--- START OF EXTRACTED DATA ---
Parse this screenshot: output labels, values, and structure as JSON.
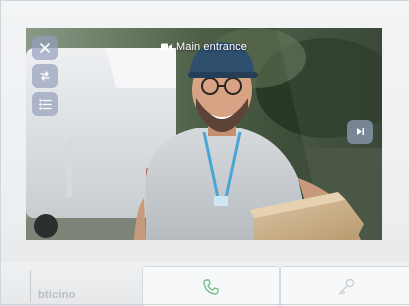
{
  "screen": {
    "camera_label": "Main entrance",
    "camera_icon": "video-camera-icon"
  },
  "sidebar": {
    "buttons": [
      {
        "icon": "close-icon"
      },
      {
        "icon": "swap-icon"
      },
      {
        "icon": "list-icon"
      }
    ]
  },
  "right_control": {
    "icon": "next-icon"
  },
  "bottom": {
    "brand": "bticino",
    "keys": [
      {
        "icon": "phone-icon",
        "color": "#79c08a"
      },
      {
        "icon": "key-icon",
        "color": "#cdd0d3"
      }
    ]
  },
  "colors": {
    "overlay_button": "#96a0be",
    "device_body": "#eceef0"
  }
}
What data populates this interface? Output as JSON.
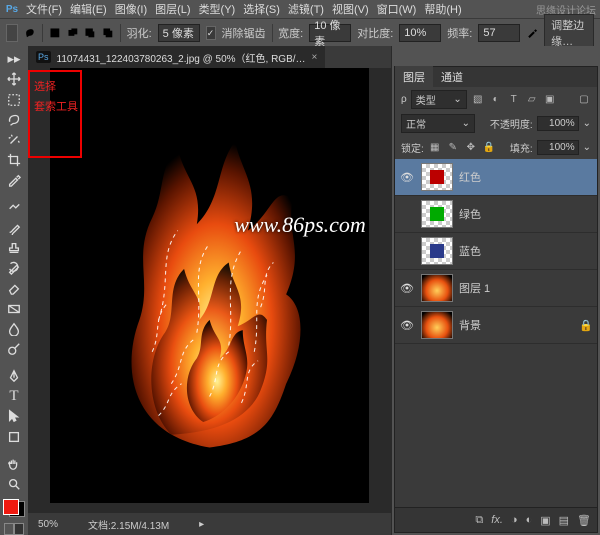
{
  "menubar": {
    "items": [
      "文件(F)",
      "编辑(E)",
      "图像(I)",
      "图层(L)",
      "类型(Y)",
      "选择(S)",
      "滤镜(T)",
      "视图(V)",
      "窗口(W)",
      "帮助(H)"
    ],
    "right_tag": "思缘设计论坛"
  },
  "options": {
    "feather_label": "羽化:",
    "feather_value": "5 像素",
    "antialias_label": "消除锯齿",
    "width_label": "宽度:",
    "width_value": "10 像素",
    "contrast_label": "对比度:",
    "contrast_value": "10%",
    "freq_label": "频率:",
    "freq_value": "57",
    "refine_btn": "调整边缘…"
  },
  "doc": {
    "tab_title": "11074431_122403780263_2.jpg @ 50%（红色, RGB/…",
    "zoom": "50%",
    "status": "文档:2.15M/4.13M"
  },
  "redbox": {
    "line1": "选择",
    "line2": "套索工具"
  },
  "watermark": "www.86ps.com",
  "layers_panel": {
    "tab_layers": "图层",
    "tab_channels": "通道",
    "kind_label": "类型",
    "blend_mode": "正常",
    "opacity_label": "不透明度:",
    "opacity": "100%",
    "lock_label": "锁定:",
    "fill_label": "填充:",
    "fill": "100%",
    "layers": [
      {
        "name": "红色",
        "color": "#b00",
        "visible": true,
        "checker": true,
        "selected": true
      },
      {
        "name": "绿色",
        "color": "#0a0",
        "visible": false,
        "checker": true
      },
      {
        "name": "蓝色",
        "color": "#2a3a8a",
        "visible": false,
        "checker": true
      },
      {
        "name": "图层 1",
        "color": "fire",
        "visible": true
      },
      {
        "name": "背景",
        "color": "fire",
        "visible": true,
        "locked": true
      }
    ]
  },
  "colors": {
    "fg": "#ef1a10",
    "bg": "#000000"
  }
}
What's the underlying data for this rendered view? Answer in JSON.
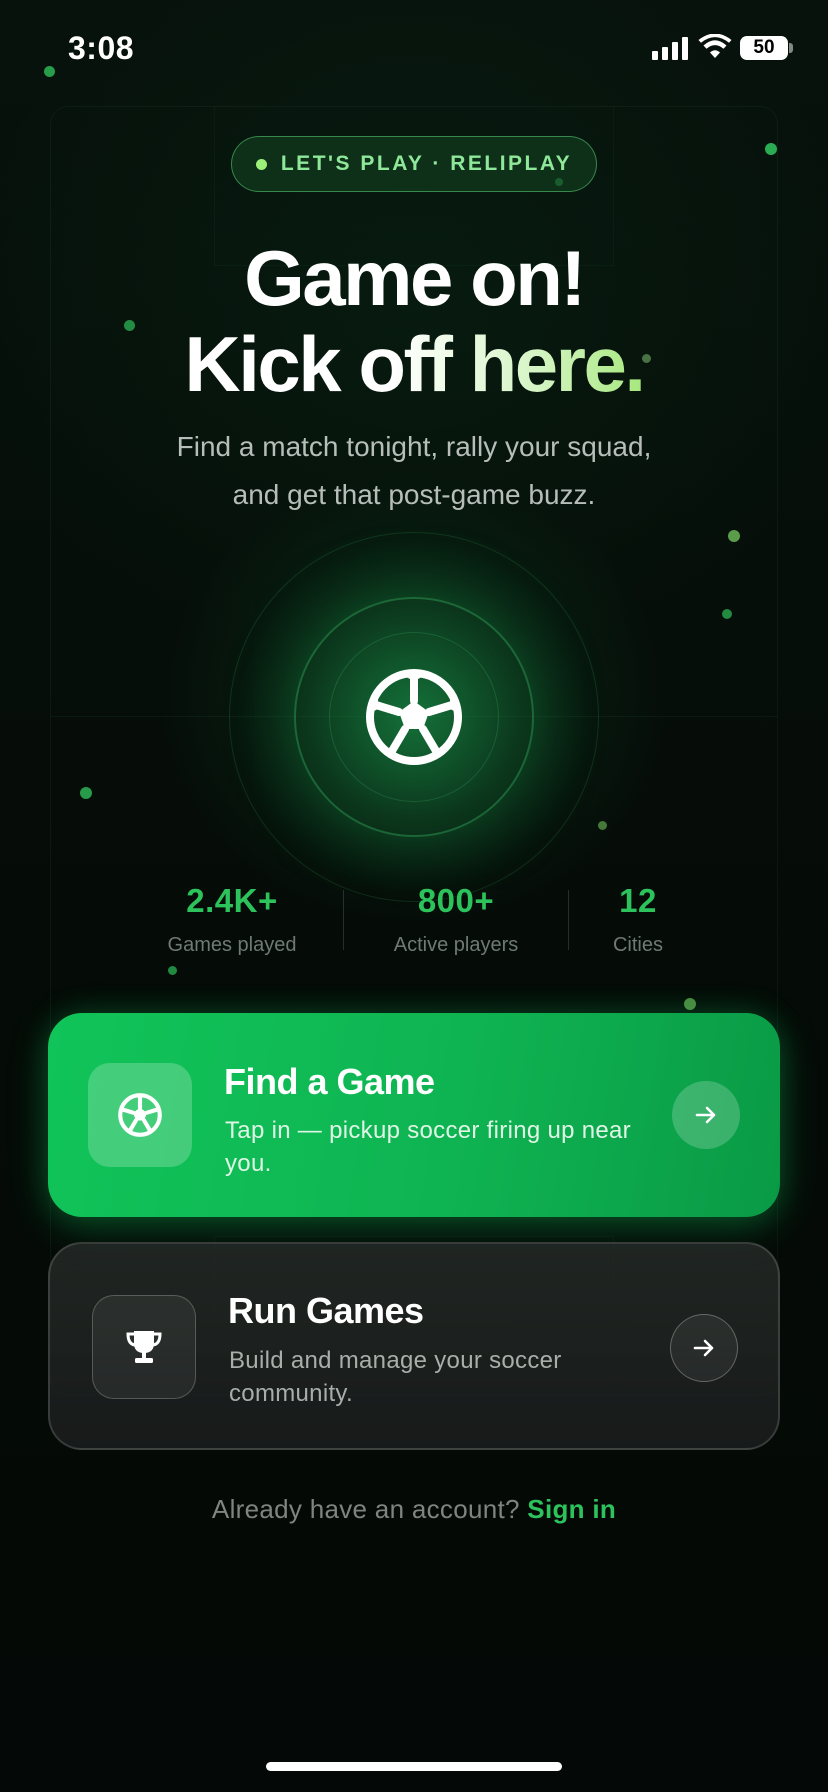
{
  "status_bar": {
    "time": "3:08",
    "battery": "50"
  },
  "badge": {
    "text": "LET'S PLAY · RELIPLAY"
  },
  "headline": {
    "line1": "Game on!",
    "line2": "Kick off here."
  },
  "subtitle": {
    "line1": "Find a match tonight, rally your squad,",
    "line2": "and get that post-game buzz."
  },
  "hero": {
    "icon": "soccer-ball-icon"
  },
  "stats": [
    {
      "value": "2.4K+",
      "label": "Games played"
    },
    {
      "value": "800+",
      "label": "Active players"
    },
    {
      "value": "12",
      "label": "Cities"
    }
  ],
  "cards": {
    "find": {
      "title": "Find a Game",
      "description": "Tap in — pickup soccer firing up near you.",
      "icon": "soccer-ball-icon",
      "action_icon": "arrow-right-icon"
    },
    "run": {
      "title": "Run Games",
      "description": "Build and manage your soccer community.",
      "icon": "trophy-icon",
      "action_icon": "arrow-right-icon"
    }
  },
  "footer": {
    "question": "Already have an account?",
    "link": "Sign in"
  },
  "colors": {
    "accent": "#2cc35c",
    "card_green": "#10c459",
    "background": "#050a07",
    "badge_text": "#8fe89a"
  }
}
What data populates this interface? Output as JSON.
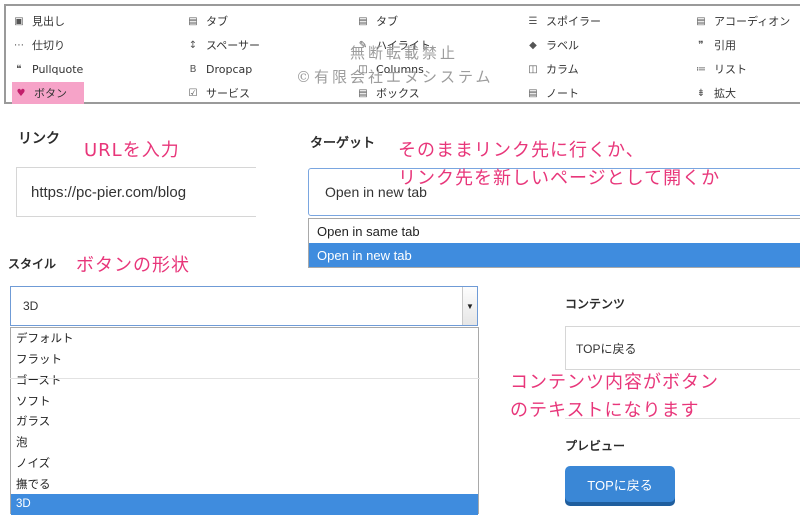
{
  "menu": {
    "items": [
      {
        "icon": "▣",
        "icon_name": "heading-icon",
        "label": "見出し"
      },
      {
        "icon": "▤",
        "icon_name": "tabs-icon",
        "label": "タブ"
      },
      {
        "icon": "▤",
        "icon_name": "tabs-icon",
        "label": "タブ"
      },
      {
        "icon": "☰",
        "icon_name": "spoiler-icon",
        "label": "スポイラー"
      },
      {
        "icon": "▤",
        "icon_name": "accordion-icon",
        "label": "アコーディオン"
      },
      {
        "icon": "⋯",
        "icon_name": "divider-icon",
        "label": "仕切り"
      },
      {
        "icon": "↕",
        "icon_name": "spacer-icon",
        "label": "スペーサー"
      },
      {
        "icon": "✎",
        "icon_name": "highlight-icon",
        "label": "ハイライト"
      },
      {
        "icon": "◆",
        "icon_name": "label-icon",
        "label": "ラベル"
      },
      {
        "icon": "❞",
        "icon_name": "quote-icon",
        "label": "引用"
      },
      {
        "icon": "❝",
        "icon_name": "pullquote-icon",
        "label": "Pullquote"
      },
      {
        "icon": "B",
        "icon_name": "dropcap-icon",
        "label": "Dropcap"
      },
      {
        "icon": "◫",
        "icon_name": "columns-icon",
        "label": "Columns"
      },
      {
        "icon": "◫",
        "icon_name": "column-icon",
        "label": "カラム"
      },
      {
        "icon": "≔",
        "icon_name": "list-icon",
        "label": "リスト"
      },
      {
        "icon": "♥",
        "icon_name": "heart-icon",
        "label": "ボタン",
        "active": true
      },
      {
        "icon": "☑",
        "icon_name": "service-icon",
        "label": "サービス"
      },
      {
        "icon": "▤",
        "icon_name": "box-icon",
        "label": "ボックス"
      },
      {
        "icon": "▤",
        "icon_name": "note-icon",
        "label": "ノート"
      },
      {
        "icon": "⇟",
        "icon_name": "expand-icon",
        "label": "拡大"
      }
    ]
  },
  "watermark": {
    "line1": "無断転載禁止",
    "line2": "©有限会社エヌシステム"
  },
  "link": {
    "label": "リンク",
    "value": "https://pc-pier.com/blog"
  },
  "target": {
    "label": "ターゲット",
    "selected": "Open in new tab",
    "options": [
      "Open in same tab",
      "Open in new tab"
    ],
    "selected_index": 1
  },
  "style": {
    "label": "スタイル",
    "selected": "3D",
    "options": [
      "デフォルト",
      "フラット",
      "ゴースト",
      "ソフト",
      "ガラス",
      "泡",
      "ノイズ",
      "撫でる",
      "3D"
    ],
    "selected_index": 8
  },
  "content": {
    "label": "コンテンツ",
    "value": "TOPに戻る"
  },
  "preview": {
    "label": "プレビュー",
    "button_text": "TOPに戻る"
  },
  "annotations": {
    "url": "URLを入力",
    "target_line1": "そのままリンク先に行くか、",
    "target_line2": "リンク先を新しいページとして開くか",
    "style": "ボタンの形状",
    "content_line1": "コンテンツ内容がボタン",
    "content_line2": "のテキストになります"
  },
  "colors": {
    "accent": "#3a87d6",
    "selected_option": "#3f8cde",
    "annotation": "#e8367a",
    "active_menu": "#f6a3c8"
  }
}
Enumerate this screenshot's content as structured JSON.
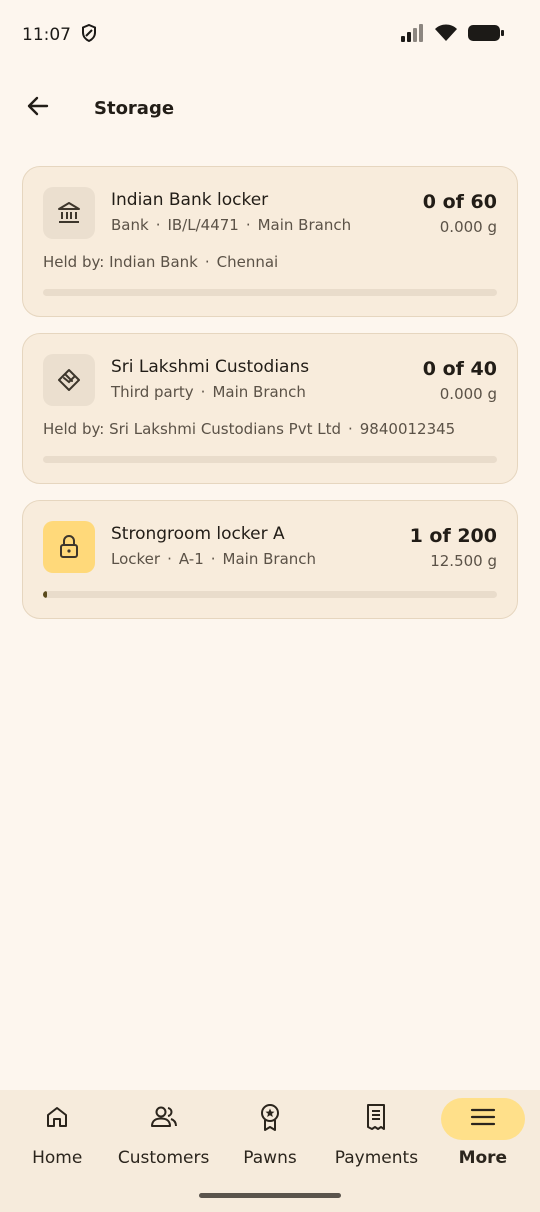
{
  "status": {
    "time": "11:07"
  },
  "header": {
    "title": "Storage"
  },
  "cards": [
    {
      "name": "Indian Bank locker",
      "icon": "bank-icon",
      "meta": [
        "Bank",
        "IB/L/4471",
        "Main Branch"
      ],
      "count": "0 of 60",
      "weight": "0.000 g",
      "held_by": [
        "Held by: Indian Bank",
        "Chennai"
      ],
      "fill": 0
    },
    {
      "name": "Sri Lakshmi Custodians",
      "icon": "handshake-icon",
      "meta": [
        "Third party",
        "Main Branch"
      ],
      "count": "0 of 40",
      "weight": "0.000 g",
      "held_by": [
        "Held by: Sri Lakshmi Custodians Pvt Ltd",
        "9840012345"
      ],
      "fill": 0
    },
    {
      "name": "Strongroom locker A",
      "icon": "lock-icon",
      "meta": [
        "Locker",
        "A-1",
        "Main Branch"
      ],
      "count": "1 of 200",
      "weight": "12.500 g",
      "held_by": [],
      "fill": 0.005
    }
  ],
  "nav": [
    {
      "label": "Home",
      "icon": "home-icon"
    },
    {
      "label": "Customers",
      "icon": "customers-icon"
    },
    {
      "label": "Pawns",
      "icon": "pawns-icon"
    },
    {
      "label": "Payments",
      "icon": "payments-icon"
    },
    {
      "label": "More",
      "icon": "menu-icon",
      "selected": true
    }
  ],
  "colors": {
    "background": "#fdf6ee",
    "card": "#f8ecdc",
    "accent": "#ffd97a",
    "progress": "#5a4a1c"
  }
}
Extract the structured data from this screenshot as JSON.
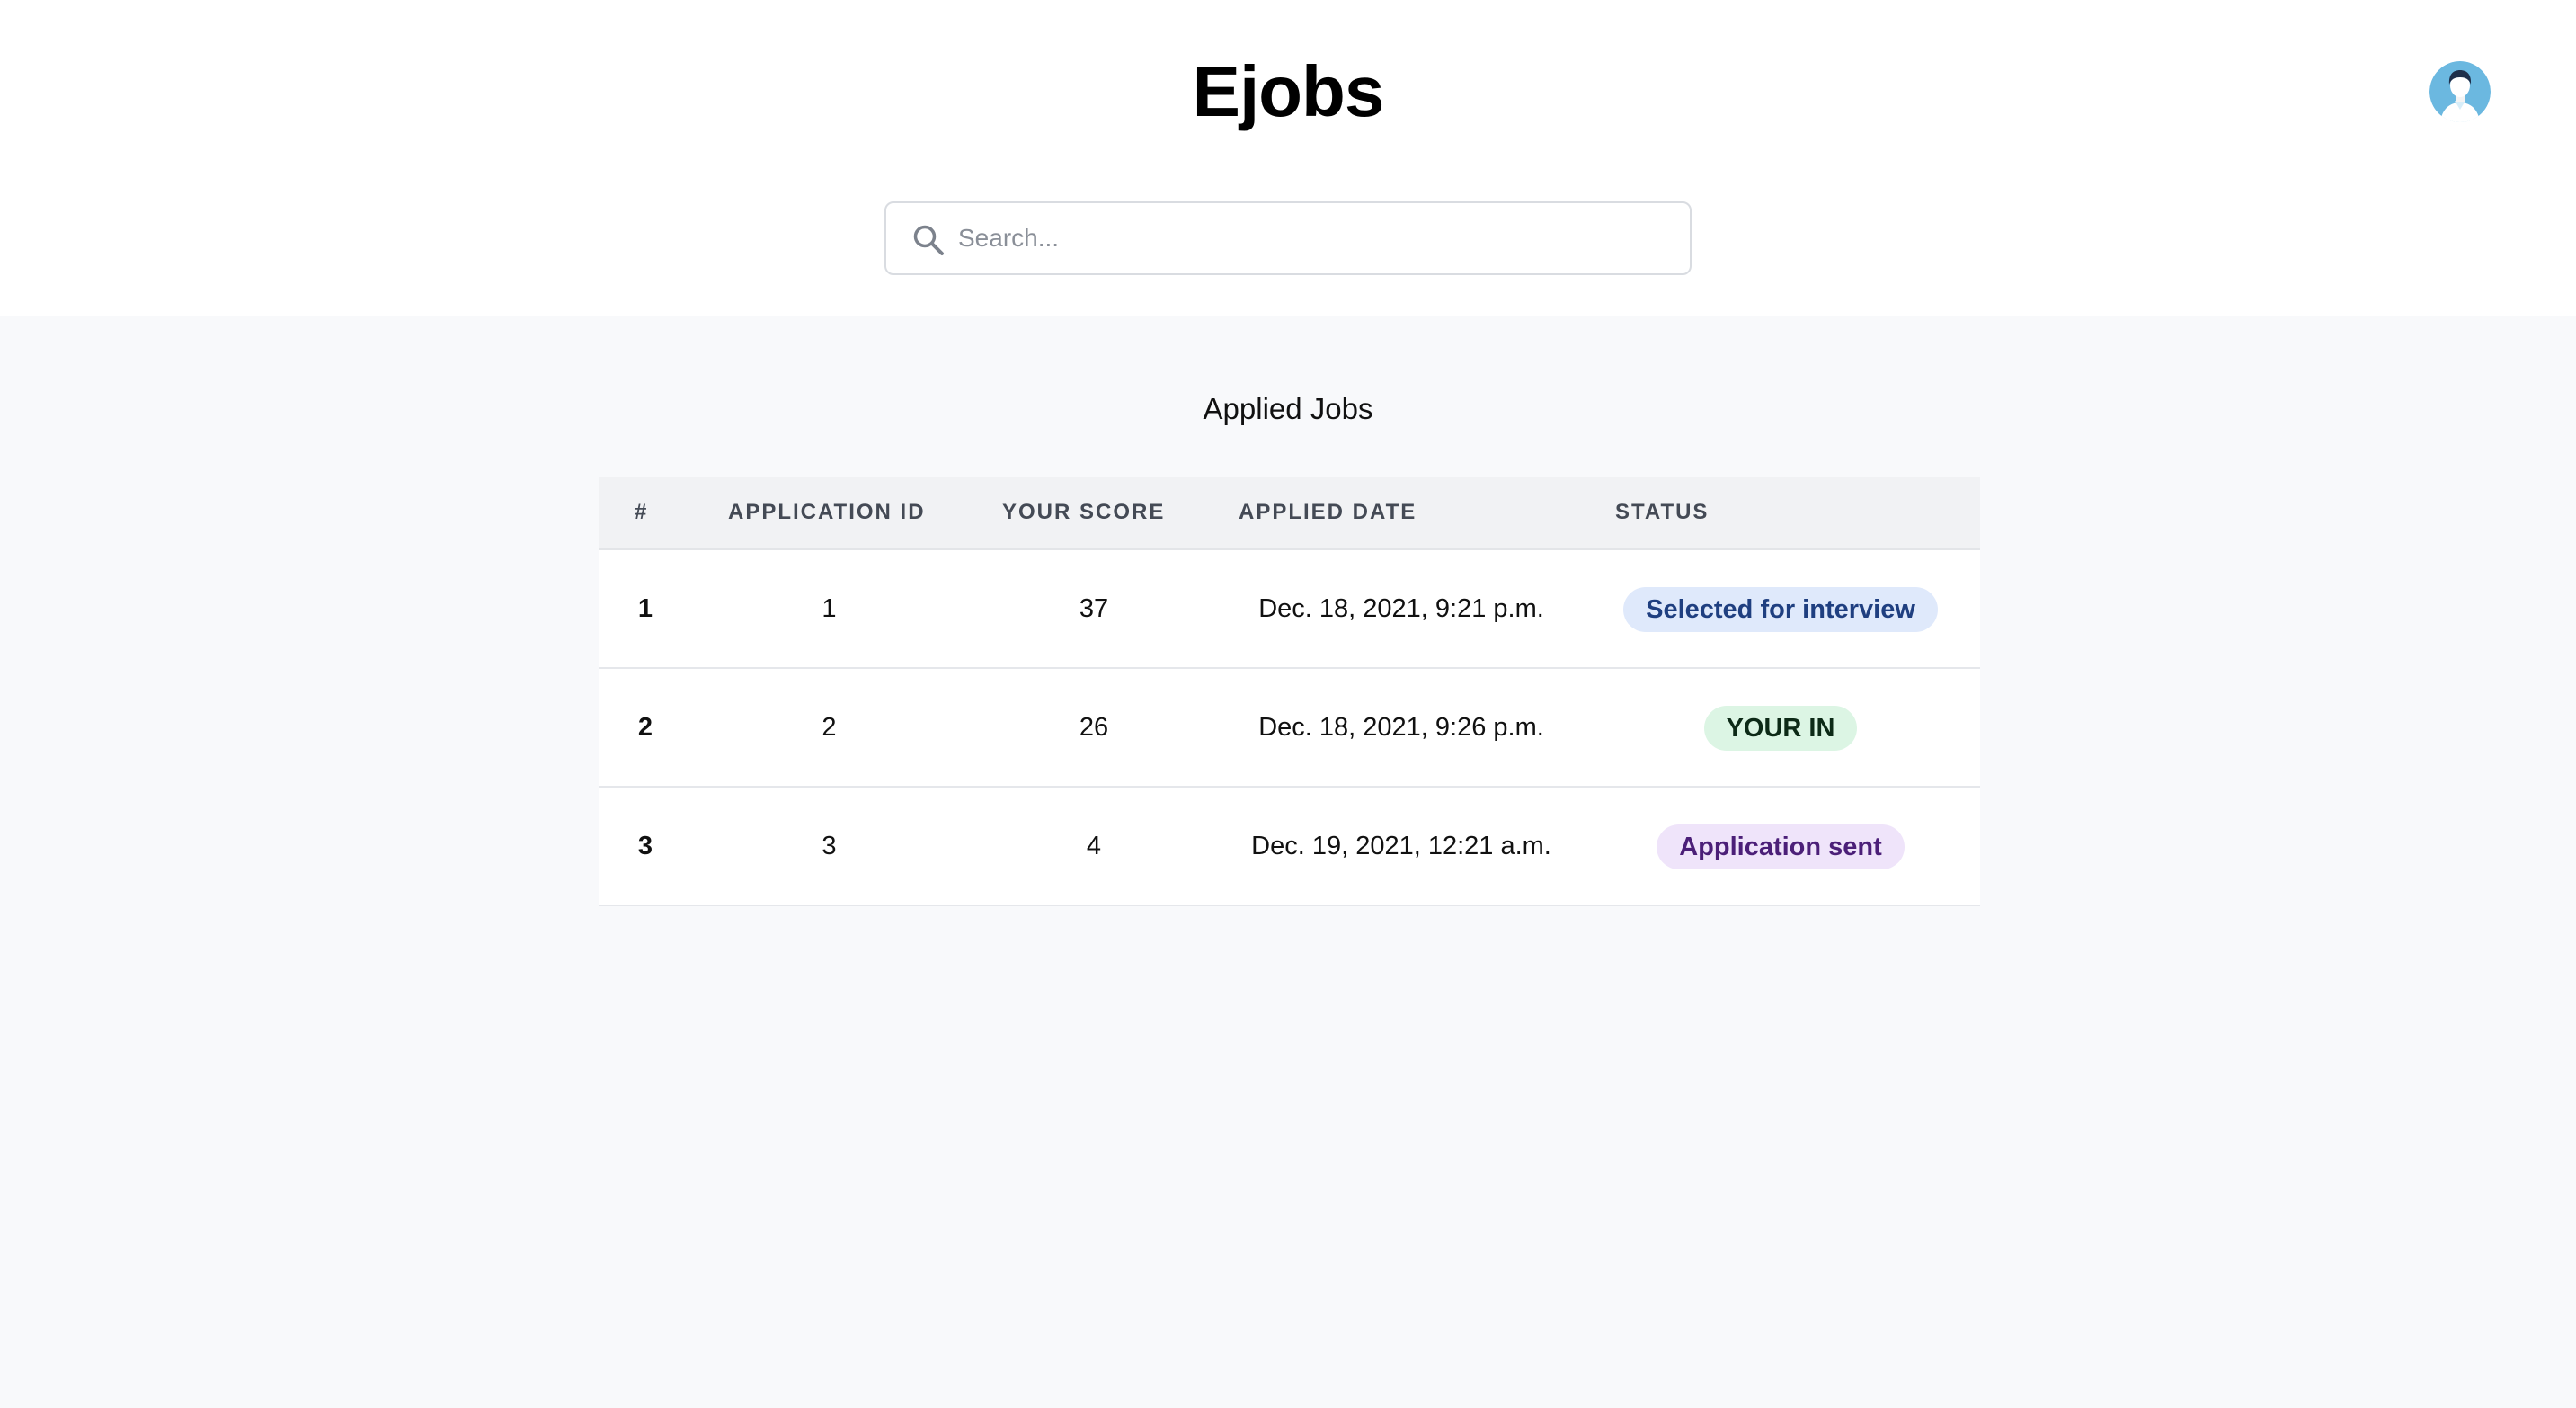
--- END OF EXTRACTED DATA ---
OBJECTIVE:
Search the lines for the word "background" and report how many contain it, by number only.

ANSWER FOR THIS EXERCISE:
2